Every entry below should be repeated exactly; the pictures should not.

Stored records:
'''

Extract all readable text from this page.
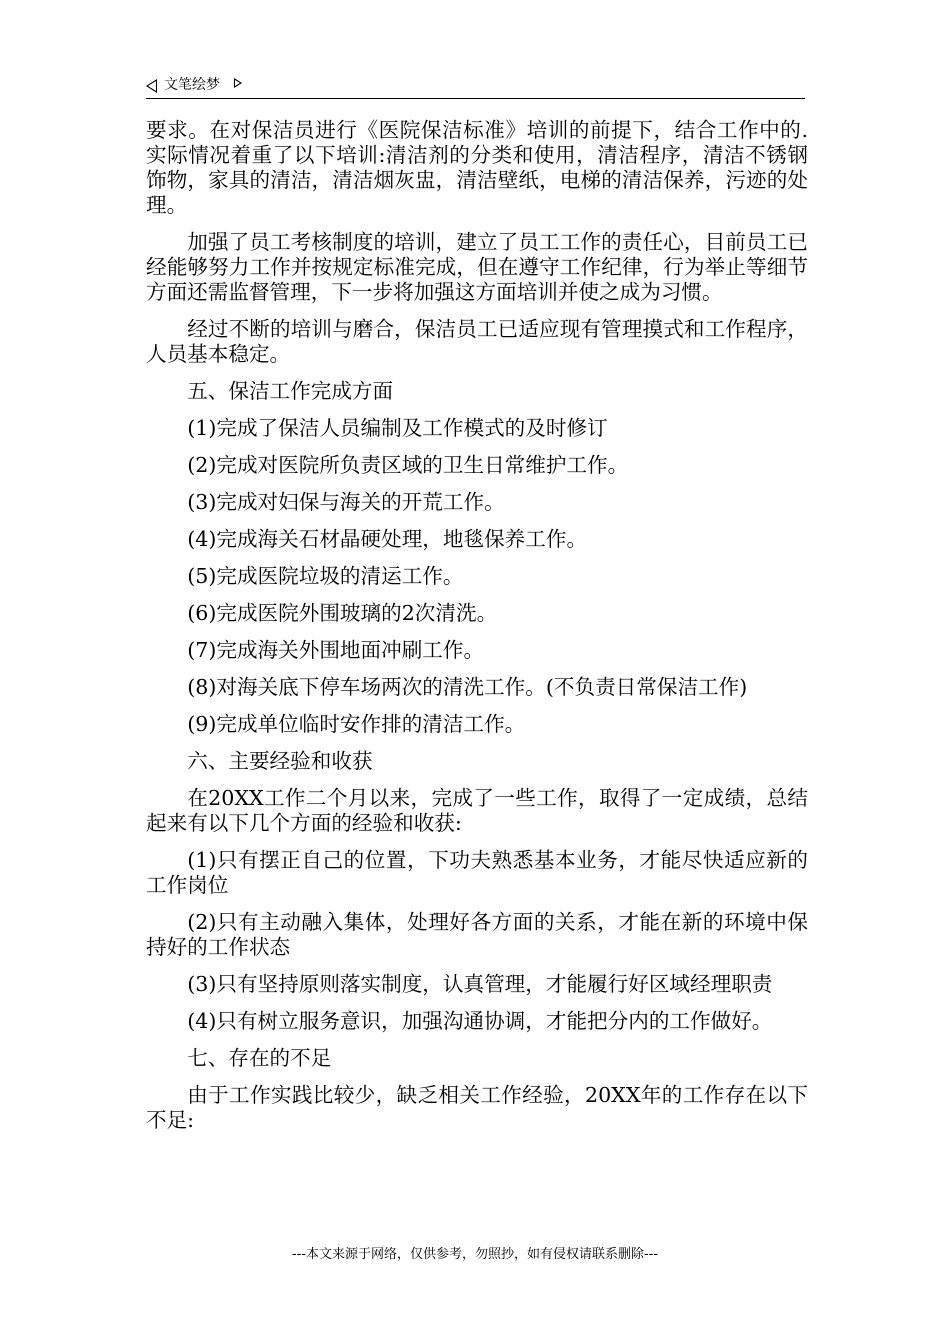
文笔绘梦

要求。在对保洁员进行《医院保洁标准》培训的前提下，结合工作中的.实际情况着重了以下培训:清洁剂的分类和使用，清洁程序，清洁不锈钢饰物，家具的清洁，清洁烟灰盅，清洁壁纸，电梯的清洁保养，污迹的处理。

加强了员工考核制度的培训，建立了员工工作的责任心，目前员工已经能够努力工作并按规定标准完成，但在遵守工作纪律，行为举止等细节方面还需监督管理，下一步将加强这方面培训并使之成为习惯。

经过不断的培训与磨合，保洁员工已适应现有管理摸式和工作程序，人员基本稳定。

五、保洁工作完成方面

(1)完成了保洁人员编制及工作模式的及时修订

(2)完成对医院所负责区域的卫生日常维护工作。

(3)完成对妇保与海关的开荒工作。

(4)完成海关石材晶硬处理，地毯保养工作。

(5)完成医院垃圾的清运工作。

(6)完成医院外围玻璃的2次清洗。

(7)完成海关外围地面冲刷工作。

(8)对海关底下停车场两次的清洗工作。(不负责日常保洁工作)

(9)完成单位临时安作排的清洁工作。

六、主要经验和收获

在20XX工作二个月以来，完成了一些工作，取得了一定成绩，总结起来有以下几个方面的经验和收获:

(1)只有摆正自己的位置，下功夫熟悉基本业务，才能尽快适应新的工作岗位

(2)只有主动融入集体，处理好各方面的关系，才能在新的环境中保持好的工作状态

(3)只有坚持原则落实制度，认真管理，才能履行好区域经理职责

(4)只有树立服务意识，加强沟通协调，才能把分内的工作做好。

七、存在的不足

由于工作实践比较少，缺乏相关工作经验，20XX年的工作存在以下不足:

---本文来源于网络，仅供参考，勿照抄，如有侵权请联系删除---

'''

**CORRECT OUTPUT**
Extract all readable text from this page.
文笔绘梦

要求。在对保洁员进行《医院保洁标准》培训的前提下，结合工作中的.实际情况着重了以下培训:清洁剂的分类和使用，清洁程序，清洁不锈钢饰物，家具的清洁，清洁烟灰盅，清洁壁纸，电梯的清洁保养，污迹的处理。

加强了员工考核制度的培训，建立了员工工作的责任心，目前员工已经能够努力工作并按规定标准完成，但在遵守工作纪律，行为举止等细节方面还需监督管理，下一步将加强这方面培训并使之成为习惯。

经过不断的培训与磨合，保洁员工已适应现有管理摸式和工作程序，人员基本稳定。

五、保洁工作完成方面

(1)完成了保洁人员编制及工作模式的及时修订

(2)完成对医院所负责区域的卫生日常维护工作。

(3)完成对妇保与海关的开荒工作。

(4)完成海关石材晶硬处理，地毯保养工作。

(5)完成医院垃圾的清运工作。

(6)完成医院外围玻璃的2次清洗。

(7)完成海关外围地面冲刷工作。

(8)对海关底下停车场两次的清洗工作。(不负责日常保洁工作)

(9)完成单位临时安作排的清洁工作。

六、主要经验和收获

在20XX工作二个月以来，完成了一些工作，取得了一定成绩，总结起来有以下几个方面的经验和收获:

(1)只有摆正自己的位置，下功夫熟悉基本业务，才能尽快适应新的工作岗位

(2)只有主动融入集体，处理好各方面的关系，才能在新的环境中保持好的工作状态

(3)只有坚持原则落实制度，认真管理，才能履行好区域经理职责

(4)只有树立服务意识，加强沟通协调，才能把分内的工作做好。

七、存在的不足

由于工作实践比较少，缺乏相关工作经验，20XX年的工作存在以下不足:

---本文来源于网络，仅供参考，勿照抄，如有侵权请联系删除---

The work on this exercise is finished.